____ DATA PROVIDED

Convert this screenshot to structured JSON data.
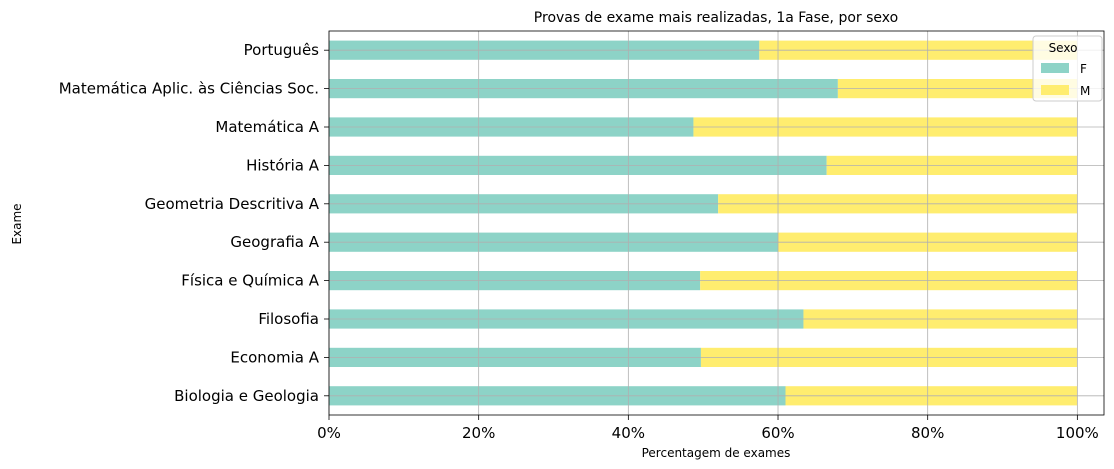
{
  "chart_data": {
    "type": "bar",
    "orientation": "horizontal",
    "stacked": true,
    "title": "Provas de exame mais realizadas, 1a Fase, por sexo",
    "xlabel": "Percentagem de exames",
    "ylabel": "Exame",
    "categories": [
      "Biologia e Geologia",
      "Economia A",
      "Filosofia",
      "Física e Química A",
      "Geografia A",
      "Geometria Descritiva A",
      "História A",
      "Matemática A",
      "Matemática Aplic. às Ciências Soc.",
      "Português"
    ],
    "series": [
      {
        "name": "F",
        "color": "#8dd3c7",
        "values": [
          0.61,
          0.497,
          0.634,
          0.496,
          0.6,
          0.52,
          0.665,
          0.487,
          0.68,
          0.575
        ]
      },
      {
        "name": "M",
        "color": "#ffed6f",
        "values": [
          0.39,
          0.503,
          0.366,
          0.504,
          0.4,
          0.48,
          0.335,
          0.513,
          0.32,
          0.425
        ]
      }
    ],
    "xlim": [
      0,
      1.0356
    ],
    "xticks": [
      0,
      0.2,
      0.4,
      0.6,
      0.8,
      1.0
    ],
    "xtick_labels": [
      "0%",
      "20%",
      "40%",
      "60%",
      "80%",
      "100%"
    ],
    "grid": true,
    "legend": {
      "title": "Sexo",
      "placement": "top-right"
    }
  }
}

________

§ **AIM**
Return every line from the records above that holds the word "title".

§ **EXERCISE SOLUTION**
    "title": "Provas de exame mais realizadas, 1a Fase, por sexo",
      "title": "Sexo",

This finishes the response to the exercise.